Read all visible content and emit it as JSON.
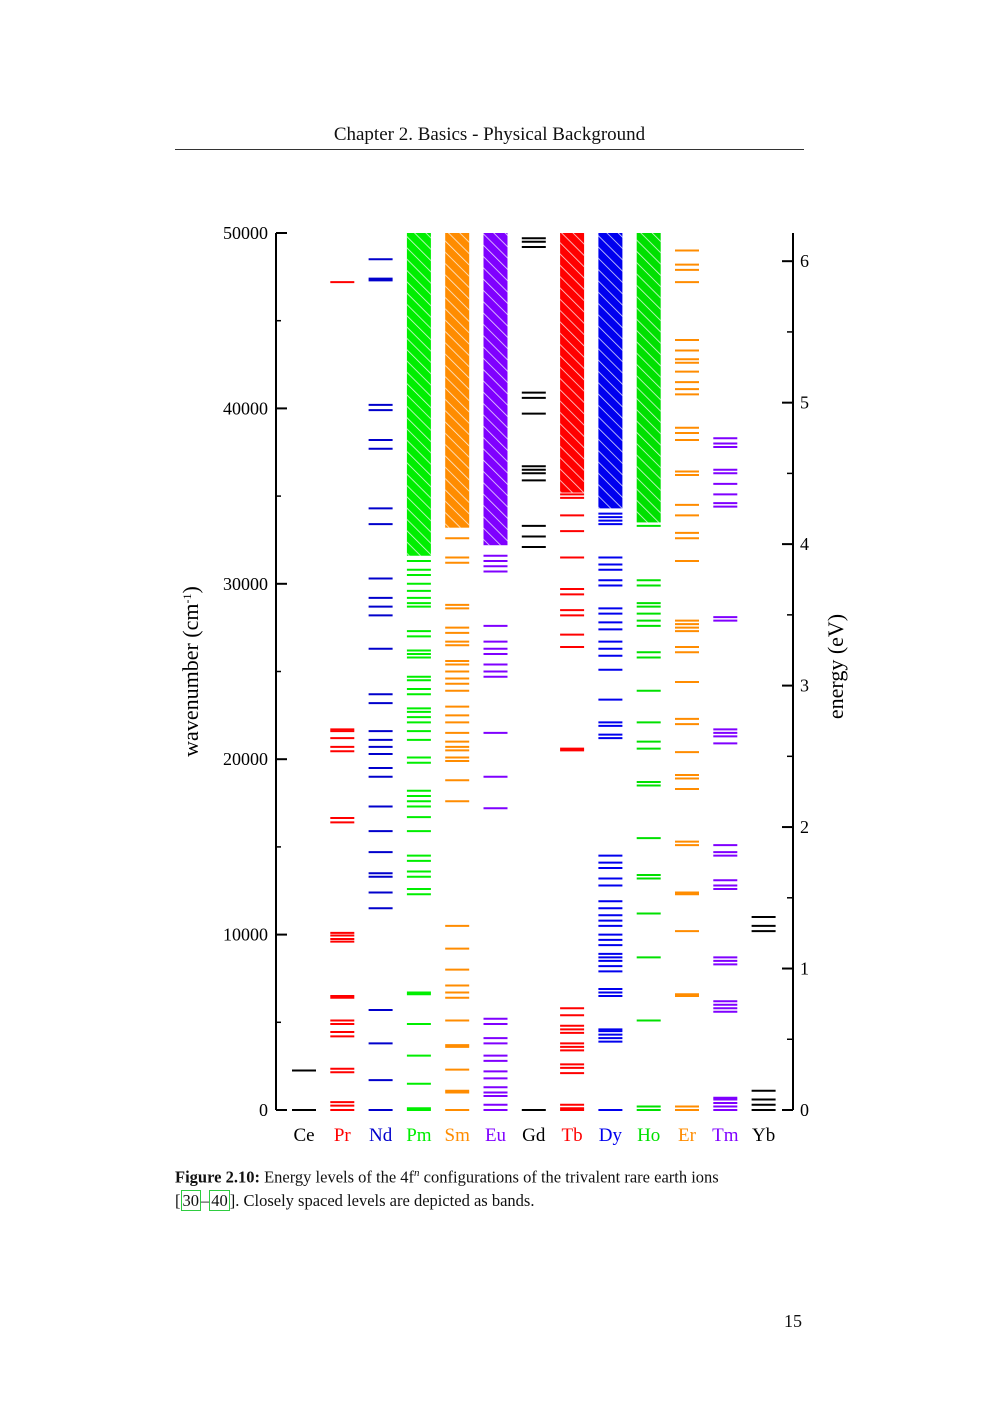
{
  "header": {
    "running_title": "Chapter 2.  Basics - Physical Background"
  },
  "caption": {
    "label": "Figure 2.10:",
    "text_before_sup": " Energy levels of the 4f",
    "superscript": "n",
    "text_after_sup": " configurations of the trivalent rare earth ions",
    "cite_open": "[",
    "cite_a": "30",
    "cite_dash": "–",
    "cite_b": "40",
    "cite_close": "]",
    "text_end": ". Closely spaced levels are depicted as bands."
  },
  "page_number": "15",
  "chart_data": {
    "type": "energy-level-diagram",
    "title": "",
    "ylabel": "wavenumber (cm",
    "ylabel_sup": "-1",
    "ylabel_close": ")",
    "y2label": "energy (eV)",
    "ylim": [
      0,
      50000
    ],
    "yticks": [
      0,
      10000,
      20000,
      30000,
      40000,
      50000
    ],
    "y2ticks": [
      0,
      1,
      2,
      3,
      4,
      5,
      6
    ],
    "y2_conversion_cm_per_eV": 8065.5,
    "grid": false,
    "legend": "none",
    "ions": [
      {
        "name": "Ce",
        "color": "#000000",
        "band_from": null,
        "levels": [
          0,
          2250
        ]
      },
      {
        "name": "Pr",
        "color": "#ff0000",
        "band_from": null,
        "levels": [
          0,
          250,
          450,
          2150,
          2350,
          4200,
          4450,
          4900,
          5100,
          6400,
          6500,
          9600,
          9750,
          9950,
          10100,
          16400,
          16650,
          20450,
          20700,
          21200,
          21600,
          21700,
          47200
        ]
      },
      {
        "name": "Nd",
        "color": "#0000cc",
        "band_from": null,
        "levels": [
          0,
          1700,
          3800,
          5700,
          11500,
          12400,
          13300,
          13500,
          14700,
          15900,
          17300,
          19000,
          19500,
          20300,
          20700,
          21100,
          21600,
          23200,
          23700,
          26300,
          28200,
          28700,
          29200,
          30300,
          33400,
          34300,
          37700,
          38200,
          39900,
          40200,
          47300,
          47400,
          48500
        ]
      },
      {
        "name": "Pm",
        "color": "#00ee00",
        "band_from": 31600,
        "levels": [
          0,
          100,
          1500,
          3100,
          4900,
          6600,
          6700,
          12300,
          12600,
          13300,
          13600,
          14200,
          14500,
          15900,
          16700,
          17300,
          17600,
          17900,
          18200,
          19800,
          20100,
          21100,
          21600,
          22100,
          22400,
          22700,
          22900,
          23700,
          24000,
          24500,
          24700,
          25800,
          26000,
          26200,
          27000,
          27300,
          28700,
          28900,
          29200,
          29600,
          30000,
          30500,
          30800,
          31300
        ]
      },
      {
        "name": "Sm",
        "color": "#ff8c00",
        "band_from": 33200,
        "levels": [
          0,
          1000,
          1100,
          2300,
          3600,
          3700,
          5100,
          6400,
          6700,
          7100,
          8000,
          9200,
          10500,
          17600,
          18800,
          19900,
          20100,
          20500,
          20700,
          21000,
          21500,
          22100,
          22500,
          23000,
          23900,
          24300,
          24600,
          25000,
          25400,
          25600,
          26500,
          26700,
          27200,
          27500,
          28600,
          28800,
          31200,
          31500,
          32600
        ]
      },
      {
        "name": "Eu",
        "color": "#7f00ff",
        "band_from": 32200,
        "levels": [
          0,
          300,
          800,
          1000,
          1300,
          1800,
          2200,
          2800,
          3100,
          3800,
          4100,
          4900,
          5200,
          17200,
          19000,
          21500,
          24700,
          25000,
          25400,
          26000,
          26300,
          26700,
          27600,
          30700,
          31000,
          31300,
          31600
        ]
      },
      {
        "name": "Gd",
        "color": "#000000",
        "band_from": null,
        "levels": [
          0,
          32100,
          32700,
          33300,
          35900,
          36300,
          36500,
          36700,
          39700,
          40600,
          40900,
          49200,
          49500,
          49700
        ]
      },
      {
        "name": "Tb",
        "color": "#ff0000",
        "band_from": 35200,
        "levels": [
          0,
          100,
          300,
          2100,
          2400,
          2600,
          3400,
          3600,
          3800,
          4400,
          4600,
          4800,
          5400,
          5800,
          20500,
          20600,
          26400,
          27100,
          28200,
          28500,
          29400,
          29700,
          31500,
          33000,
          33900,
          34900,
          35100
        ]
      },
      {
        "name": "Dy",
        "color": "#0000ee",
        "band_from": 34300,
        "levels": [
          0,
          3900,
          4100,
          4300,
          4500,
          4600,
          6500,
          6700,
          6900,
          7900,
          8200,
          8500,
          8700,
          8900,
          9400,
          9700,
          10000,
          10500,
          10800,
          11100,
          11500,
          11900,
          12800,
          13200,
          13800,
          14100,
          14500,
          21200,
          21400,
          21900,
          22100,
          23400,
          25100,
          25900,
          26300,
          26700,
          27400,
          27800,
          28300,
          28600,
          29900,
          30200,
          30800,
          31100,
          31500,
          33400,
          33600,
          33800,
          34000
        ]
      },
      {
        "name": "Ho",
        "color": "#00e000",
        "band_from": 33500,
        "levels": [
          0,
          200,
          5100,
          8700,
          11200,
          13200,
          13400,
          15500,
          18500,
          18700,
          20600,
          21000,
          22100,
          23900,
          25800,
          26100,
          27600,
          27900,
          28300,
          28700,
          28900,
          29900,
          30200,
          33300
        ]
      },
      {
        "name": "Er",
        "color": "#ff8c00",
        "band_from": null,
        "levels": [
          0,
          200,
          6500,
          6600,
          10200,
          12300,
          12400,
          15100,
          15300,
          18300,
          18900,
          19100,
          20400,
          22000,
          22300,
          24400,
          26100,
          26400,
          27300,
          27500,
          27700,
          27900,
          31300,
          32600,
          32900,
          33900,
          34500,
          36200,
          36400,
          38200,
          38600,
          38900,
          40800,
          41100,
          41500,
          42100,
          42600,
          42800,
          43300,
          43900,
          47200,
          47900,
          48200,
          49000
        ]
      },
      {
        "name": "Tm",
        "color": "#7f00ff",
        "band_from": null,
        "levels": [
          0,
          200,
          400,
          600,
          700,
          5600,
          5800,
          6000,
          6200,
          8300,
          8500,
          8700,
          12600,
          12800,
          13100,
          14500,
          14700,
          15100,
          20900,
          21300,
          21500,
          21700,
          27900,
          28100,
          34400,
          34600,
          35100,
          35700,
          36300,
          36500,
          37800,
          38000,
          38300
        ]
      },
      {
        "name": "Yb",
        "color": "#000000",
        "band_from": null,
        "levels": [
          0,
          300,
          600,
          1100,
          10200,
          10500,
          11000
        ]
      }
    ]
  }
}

■ ■ ■ ■ ■

Aim: Skip the pictures, then retype every line above exactly.

Exercise response:
Read all visible content and emit it as JSON.
{
  "header": {
    "running_title": "Chapter 2.  Basics - Physical Background"
  },
  "caption": {
    "label": "Figure 2.10:",
    "text_before_sup": " Energy levels of the 4f",
    "superscript": "n",
    "text_after_sup": " configurations of the trivalent rare earth ions",
    "cite_open": "[",
    "cite_a": "30",
    "cite_dash": "–",
    "cite_b": "40",
    "cite_close": "]",
    "text_end": ". Closely spaced levels are depicted as bands."
  },
  "page_number": "15",
  "chart_data": {
    "type": "energy-level-diagram",
    "title": "",
    "ylabel": "wavenumber (cm",
    "ylabel_sup": "-1",
    "ylabel_close": ")",
    "y2label": "energy (eV)",
    "ylim": [
      0,
      50000
    ],
    "yticks": [
      0,
      10000,
      20000,
      30000,
      40000,
      50000
    ],
    "y2ticks": [
      0,
      1,
      2,
      3,
      4,
      5,
      6
    ],
    "y2_conversion_cm_per_eV": 8065.5,
    "grid": false,
    "legend": "none",
    "ions": [
      {
        "name": "Ce",
        "color": "#000000",
        "band_from": null,
        "levels": [
          0,
          2250
        ]
      },
      {
        "name": "Pr",
        "color": "#ff0000",
        "band_from": null,
        "levels": [
          0,
          250,
          450,
          2150,
          2350,
          4200,
          4450,
          4900,
          5100,
          6400,
          6500,
          9600,
          9750,
          9950,
          10100,
          16400,
          16650,
          20450,
          20700,
          21200,
          21600,
          21700,
          47200
        ]
      },
      {
        "name": "Nd",
        "color": "#0000cc",
        "band_from": null,
        "levels": [
          0,
          1700,
          3800,
          5700,
          11500,
          12400,
          13300,
          13500,
          14700,
          15900,
          17300,
          19000,
          19500,
          20300,
          20700,
          21100,
          21600,
          23200,
          23700,
          26300,
          28200,
          28700,
          29200,
          30300,
          33400,
          34300,
          37700,
          38200,
          39900,
          40200,
          47300,
          47400,
          48500
        ]
      },
      {
        "name": "Pm",
        "color": "#00ee00",
        "band_from": 31600,
        "levels": [
          0,
          100,
          1500,
          3100,
          4900,
          6600,
          6700,
          12300,
          12600,
          13300,
          13600,
          14200,
          14500,
          15900,
          16700,
          17300,
          17600,
          17900,
          18200,
          19800,
          20100,
          21100,
          21600,
          22100,
          22400,
          22700,
          22900,
          23700,
          24000,
          24500,
          24700,
          25800,
          26000,
          26200,
          27000,
          27300,
          28700,
          28900,
          29200,
          29600,
          30000,
          30500,
          30800,
          31300
        ]
      },
      {
        "name": "Sm",
        "color": "#ff8c00",
        "band_from": 33200,
        "levels": [
          0,
          1000,
          1100,
          2300,
          3600,
          3700,
          5100,
          6400,
          6700,
          7100,
          8000,
          9200,
          10500,
          17600,
          18800,
          19900,
          20100,
          20500,
          20700,
          21000,
          21500,
          22100,
          22500,
          23000,
          23900,
          24300,
          24600,
          25000,
          25400,
          25600,
          26500,
          26700,
          27200,
          27500,
          28600,
          28800,
          31200,
          31500,
          32600
        ]
      },
      {
        "name": "Eu",
        "color": "#7f00ff",
        "band_from": 32200,
        "levels": [
          0,
          300,
          800,
          1000,
          1300,
          1800,
          2200,
          2800,
          3100,
          3800,
          4100,
          4900,
          5200,
          17200,
          19000,
          21500,
          24700,
          25000,
          25400,
          26000,
          26300,
          26700,
          27600,
          30700,
          31000,
          31300,
          31600
        ]
      },
      {
        "name": "Gd",
        "color": "#000000",
        "band_from": null,
        "levels": [
          0,
          32100,
          32700,
          33300,
          35900,
          36300,
          36500,
          36700,
          39700,
          40600,
          40900,
          49200,
          49500,
          49700
        ]
      },
      {
        "name": "Tb",
        "color": "#ff0000",
        "band_from": 35200,
        "levels": [
          0,
          100,
          300,
          2100,
          2400,
          2600,
          3400,
          3600,
          3800,
          4400,
          4600,
          4800,
          5400,
          5800,
          20500,
          20600,
          26400,
          27100,
          28200,
          28500,
          29400,
          29700,
          31500,
          33000,
          33900,
          34900,
          35100
        ]
      },
      {
        "name": "Dy",
        "color": "#0000ee",
        "band_from": 34300,
        "levels": [
          0,
          3900,
          4100,
          4300,
          4500,
          4600,
          6500,
          6700,
          6900,
          7900,
          8200,
          8500,
          8700,
          8900,
          9400,
          9700,
          10000,
          10500,
          10800,
          11100,
          11500,
          11900,
          12800,
          13200,
          13800,
          14100,
          14500,
          21200,
          21400,
          21900,
          22100,
          23400,
          25100,
          25900,
          26300,
          26700,
          27400,
          27800,
          28300,
          28600,
          29900,
          30200,
          30800,
          31100,
          31500,
          33400,
          33600,
          33800,
          34000
        ]
      },
      {
        "name": "Ho",
        "color": "#00e000",
        "band_from": 33500,
        "levels": [
          0,
          200,
          5100,
          8700,
          11200,
          13200,
          13400,
          15500,
          18500,
          18700,
          20600,
          21000,
          22100,
          23900,
          25800,
          26100,
          27600,
          27900,
          28300,
          28700,
          28900,
          29900,
          30200,
          33300
        ]
      },
      {
        "name": "Er",
        "color": "#ff8c00",
        "band_from": null,
        "levels": [
          0,
          200,
          6500,
          6600,
          10200,
          12300,
          12400,
          15100,
          15300,
          18300,
          18900,
          19100,
          20400,
          22000,
          22300,
          24400,
          26100,
          26400,
          27300,
          27500,
          27700,
          27900,
          31300,
          32600,
          32900,
          33900,
          34500,
          36200,
          36400,
          38200,
          38600,
          38900,
          40800,
          41100,
          41500,
          42100,
          42600,
          42800,
          43300,
          43900,
          47200,
          47900,
          48200,
          49000
        ]
      },
      {
        "name": "Tm",
        "color": "#7f00ff",
        "band_from": null,
        "levels": [
          0,
          200,
          400,
          600,
          700,
          5600,
          5800,
          6000,
          6200,
          8300,
          8500,
          8700,
          12600,
          12800,
          13100,
          14500,
          14700,
          15100,
          20900,
          21300,
          21500,
          21700,
          27900,
          28100,
          34400,
          34600,
          35100,
          35700,
          36300,
          36500,
          37800,
          38000,
          38300
        ]
      },
      {
        "name": "Yb",
        "color": "#000000",
        "band_from": null,
        "levels": [
          0,
          300,
          600,
          1100,
          10200,
          10500,
          11000
        ]
      }
    ]
  }
}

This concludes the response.